4:18 pm on Jul 30, 2012 (gmt 0)

We use stamps.com for our shipping now. We had a big surge in chargebacks and decided to upgrade so that we get TRACKING numbers for every single package- even those sent parcel post for $1.60. It costs us a little more for every package- however we no longer:
(1) Have any chargebacks
(2) Have yet to have anyone not get their package
(3) Have anyone complain because they can't track their package (most customers assumed we would give a tracking number and would complain when they hadn't received a package- and we were getting 20+ requests a day for tracking numbers) Now we very rarely get someone wanting to know where their package is- because our system sends them an email with the tracking number when their order is shipped)

Sometimes international orders don't make it through customs- so our policy is that IF and ONLY IF the product is returned to us from customs- that we will issue a refund less shipping charges. (it's customers responsibility to make sure their packages will get through customs) However, if their package gets confiscated or destroyed by customs- we will not replace the product. Again, all of this is state in the TOS which they agree to when they check-out.

----

_PROBLEM SET_:
A) Using the shipping post, mark each statement yes if it agrees with the post or no if it does not, and quote the words that decide it: (i) The business gets tracking numbers even for packages sent parcel post. (ii) When customs returns a product, the customer is refunded in full, shipping included. (iii) The business replaces products that customs confiscates.
B) According to the shipping post, why do customers now rarely ask where their package is?
The dataset items are not needed for any of the work here.

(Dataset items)
----

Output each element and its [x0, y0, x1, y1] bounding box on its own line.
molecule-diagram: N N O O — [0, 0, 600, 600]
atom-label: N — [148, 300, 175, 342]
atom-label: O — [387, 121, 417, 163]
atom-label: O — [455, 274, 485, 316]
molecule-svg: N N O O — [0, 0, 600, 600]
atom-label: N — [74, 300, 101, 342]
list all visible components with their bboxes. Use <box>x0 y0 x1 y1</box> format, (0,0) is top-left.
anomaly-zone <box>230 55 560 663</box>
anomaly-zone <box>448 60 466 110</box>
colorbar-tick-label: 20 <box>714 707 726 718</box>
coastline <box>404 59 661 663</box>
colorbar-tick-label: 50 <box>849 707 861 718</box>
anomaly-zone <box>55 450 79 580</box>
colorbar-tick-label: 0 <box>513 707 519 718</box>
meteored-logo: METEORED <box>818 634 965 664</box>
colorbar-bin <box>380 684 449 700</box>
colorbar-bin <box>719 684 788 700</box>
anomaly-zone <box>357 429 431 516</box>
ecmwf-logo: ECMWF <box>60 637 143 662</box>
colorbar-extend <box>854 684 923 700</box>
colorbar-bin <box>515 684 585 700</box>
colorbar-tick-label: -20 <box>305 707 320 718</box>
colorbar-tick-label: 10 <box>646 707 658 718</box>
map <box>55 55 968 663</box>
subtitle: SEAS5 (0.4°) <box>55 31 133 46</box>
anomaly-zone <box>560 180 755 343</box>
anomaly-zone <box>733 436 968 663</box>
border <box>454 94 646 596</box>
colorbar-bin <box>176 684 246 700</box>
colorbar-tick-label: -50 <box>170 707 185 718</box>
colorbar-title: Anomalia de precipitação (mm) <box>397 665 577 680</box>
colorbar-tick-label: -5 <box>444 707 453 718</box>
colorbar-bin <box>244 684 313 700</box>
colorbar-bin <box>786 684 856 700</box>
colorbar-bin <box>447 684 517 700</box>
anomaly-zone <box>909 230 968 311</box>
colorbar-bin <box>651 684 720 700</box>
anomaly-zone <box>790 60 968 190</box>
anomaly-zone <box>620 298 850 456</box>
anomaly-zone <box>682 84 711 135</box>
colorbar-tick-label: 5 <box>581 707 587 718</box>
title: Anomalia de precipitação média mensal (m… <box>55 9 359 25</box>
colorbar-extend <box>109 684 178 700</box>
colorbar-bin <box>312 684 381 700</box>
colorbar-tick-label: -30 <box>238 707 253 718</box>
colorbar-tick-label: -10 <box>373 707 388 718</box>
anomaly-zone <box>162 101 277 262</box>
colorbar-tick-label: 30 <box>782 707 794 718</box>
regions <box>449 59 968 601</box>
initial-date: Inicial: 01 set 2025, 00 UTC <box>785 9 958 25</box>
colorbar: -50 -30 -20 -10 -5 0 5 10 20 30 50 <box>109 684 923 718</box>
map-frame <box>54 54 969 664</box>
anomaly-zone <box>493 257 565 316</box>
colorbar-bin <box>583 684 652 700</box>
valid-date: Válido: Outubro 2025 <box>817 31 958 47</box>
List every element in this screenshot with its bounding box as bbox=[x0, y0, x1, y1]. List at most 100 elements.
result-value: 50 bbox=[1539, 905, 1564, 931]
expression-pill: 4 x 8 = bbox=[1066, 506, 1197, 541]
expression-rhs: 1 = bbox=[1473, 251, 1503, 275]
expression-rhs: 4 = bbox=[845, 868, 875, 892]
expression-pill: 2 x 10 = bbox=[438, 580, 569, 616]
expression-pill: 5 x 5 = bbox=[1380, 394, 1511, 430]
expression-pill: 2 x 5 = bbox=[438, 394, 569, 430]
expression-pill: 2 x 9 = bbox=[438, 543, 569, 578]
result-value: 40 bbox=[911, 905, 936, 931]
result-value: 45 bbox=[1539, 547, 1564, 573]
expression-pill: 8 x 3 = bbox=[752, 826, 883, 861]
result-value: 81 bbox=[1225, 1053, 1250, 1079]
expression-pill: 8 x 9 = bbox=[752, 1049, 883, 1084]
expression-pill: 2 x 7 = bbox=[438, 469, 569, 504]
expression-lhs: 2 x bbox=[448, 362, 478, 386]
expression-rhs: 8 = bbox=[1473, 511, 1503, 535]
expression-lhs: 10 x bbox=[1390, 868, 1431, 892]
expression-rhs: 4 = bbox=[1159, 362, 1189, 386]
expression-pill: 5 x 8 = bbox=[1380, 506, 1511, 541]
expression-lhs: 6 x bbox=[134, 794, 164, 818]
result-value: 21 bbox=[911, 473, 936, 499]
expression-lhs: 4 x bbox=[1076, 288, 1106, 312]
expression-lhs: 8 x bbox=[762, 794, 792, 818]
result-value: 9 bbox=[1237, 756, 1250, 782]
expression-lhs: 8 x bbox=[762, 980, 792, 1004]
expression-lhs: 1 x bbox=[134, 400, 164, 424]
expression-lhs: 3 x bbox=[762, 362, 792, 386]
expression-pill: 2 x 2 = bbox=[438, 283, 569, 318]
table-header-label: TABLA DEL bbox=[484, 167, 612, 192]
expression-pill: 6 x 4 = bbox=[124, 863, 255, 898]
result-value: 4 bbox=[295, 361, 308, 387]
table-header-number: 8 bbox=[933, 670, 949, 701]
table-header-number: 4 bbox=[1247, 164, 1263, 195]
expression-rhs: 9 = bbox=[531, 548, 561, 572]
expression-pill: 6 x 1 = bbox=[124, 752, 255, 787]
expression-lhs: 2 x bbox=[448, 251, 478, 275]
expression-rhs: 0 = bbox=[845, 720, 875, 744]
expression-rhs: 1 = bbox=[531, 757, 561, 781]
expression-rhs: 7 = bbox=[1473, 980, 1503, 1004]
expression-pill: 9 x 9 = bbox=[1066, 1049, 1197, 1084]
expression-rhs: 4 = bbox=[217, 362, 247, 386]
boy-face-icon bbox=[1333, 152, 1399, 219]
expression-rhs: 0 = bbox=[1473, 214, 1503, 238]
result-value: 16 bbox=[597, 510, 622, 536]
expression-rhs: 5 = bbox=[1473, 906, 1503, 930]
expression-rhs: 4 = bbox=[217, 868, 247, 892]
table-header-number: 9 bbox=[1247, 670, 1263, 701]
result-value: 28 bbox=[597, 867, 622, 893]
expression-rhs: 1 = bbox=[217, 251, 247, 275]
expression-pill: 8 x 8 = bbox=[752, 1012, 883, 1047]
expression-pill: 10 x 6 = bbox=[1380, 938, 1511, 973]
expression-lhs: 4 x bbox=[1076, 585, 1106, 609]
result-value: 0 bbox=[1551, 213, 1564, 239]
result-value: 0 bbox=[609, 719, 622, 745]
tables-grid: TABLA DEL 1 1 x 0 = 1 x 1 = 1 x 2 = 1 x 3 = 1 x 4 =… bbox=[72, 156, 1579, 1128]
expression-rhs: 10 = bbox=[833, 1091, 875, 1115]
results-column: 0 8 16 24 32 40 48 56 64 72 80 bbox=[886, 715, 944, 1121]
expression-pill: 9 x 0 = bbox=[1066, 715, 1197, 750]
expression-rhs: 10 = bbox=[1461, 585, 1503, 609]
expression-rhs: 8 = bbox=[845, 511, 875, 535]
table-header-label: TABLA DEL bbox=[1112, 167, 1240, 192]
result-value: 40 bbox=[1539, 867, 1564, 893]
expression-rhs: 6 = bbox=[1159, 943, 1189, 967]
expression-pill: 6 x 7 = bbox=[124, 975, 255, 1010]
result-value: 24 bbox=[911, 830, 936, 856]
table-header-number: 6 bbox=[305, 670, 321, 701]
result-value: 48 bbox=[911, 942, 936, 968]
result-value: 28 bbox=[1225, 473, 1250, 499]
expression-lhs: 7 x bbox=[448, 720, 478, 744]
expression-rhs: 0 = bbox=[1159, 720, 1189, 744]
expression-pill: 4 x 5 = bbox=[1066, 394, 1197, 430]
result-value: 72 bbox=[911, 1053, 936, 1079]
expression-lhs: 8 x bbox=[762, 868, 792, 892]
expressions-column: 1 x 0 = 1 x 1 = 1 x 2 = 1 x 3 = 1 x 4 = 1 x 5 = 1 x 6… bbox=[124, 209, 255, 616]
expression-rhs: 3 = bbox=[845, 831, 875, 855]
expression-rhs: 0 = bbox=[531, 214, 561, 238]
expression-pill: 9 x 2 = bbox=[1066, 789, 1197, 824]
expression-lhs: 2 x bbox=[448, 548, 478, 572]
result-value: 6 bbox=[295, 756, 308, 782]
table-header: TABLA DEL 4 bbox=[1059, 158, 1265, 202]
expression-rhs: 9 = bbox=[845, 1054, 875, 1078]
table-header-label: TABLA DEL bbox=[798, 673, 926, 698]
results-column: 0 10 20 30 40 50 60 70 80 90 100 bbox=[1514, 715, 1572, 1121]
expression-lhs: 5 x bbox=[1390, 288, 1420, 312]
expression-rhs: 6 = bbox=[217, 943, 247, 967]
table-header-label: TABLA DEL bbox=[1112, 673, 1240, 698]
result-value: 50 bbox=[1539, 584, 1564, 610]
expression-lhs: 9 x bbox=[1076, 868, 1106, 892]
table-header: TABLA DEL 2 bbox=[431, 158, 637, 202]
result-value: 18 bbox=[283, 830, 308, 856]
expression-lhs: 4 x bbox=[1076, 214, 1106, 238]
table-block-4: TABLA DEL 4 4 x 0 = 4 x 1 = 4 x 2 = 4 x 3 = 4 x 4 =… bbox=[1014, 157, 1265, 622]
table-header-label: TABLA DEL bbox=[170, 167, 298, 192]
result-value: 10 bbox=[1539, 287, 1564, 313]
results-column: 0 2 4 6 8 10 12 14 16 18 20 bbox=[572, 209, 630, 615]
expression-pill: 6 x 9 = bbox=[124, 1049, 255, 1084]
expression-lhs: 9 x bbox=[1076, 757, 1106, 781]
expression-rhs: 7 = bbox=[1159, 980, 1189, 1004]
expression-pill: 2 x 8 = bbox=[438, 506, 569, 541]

----

_ANSWERS PER TASK_:
A)
(i) Yes: "we get TRACKING numbers for every single package- even those sent parcel post for $1.60"
(ii) No: "we will issue a refund less shipping charges"
(iii) No: "if their package gets confiscated or destroyed by customs- we will not replace the product"

B) Customers rarely ask anymore because the system emails them the tracking number when their order ships. Before that, many customers expected a tracking number and complained when they hadn't received their package, which led to more than 20 requests a day for tracking numbers.